Extracted records:
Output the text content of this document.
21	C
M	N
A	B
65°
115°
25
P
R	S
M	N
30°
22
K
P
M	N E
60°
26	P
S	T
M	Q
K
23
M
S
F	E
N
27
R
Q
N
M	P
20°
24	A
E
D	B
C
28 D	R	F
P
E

What the task requires:
Extract all the entries word for word.

Exercise response:
Output the text content of this document.
21	C
M	N
A	B
65°
115°
25
P
R	S
M	N
30°
22
K
P
M	N E
60°
26	P
S	T
M	Q
K
23
M
S
F	E
N
27
R
Q
N
M	P
20°
24	A
E
D	B
C
28 D	R	F
P
E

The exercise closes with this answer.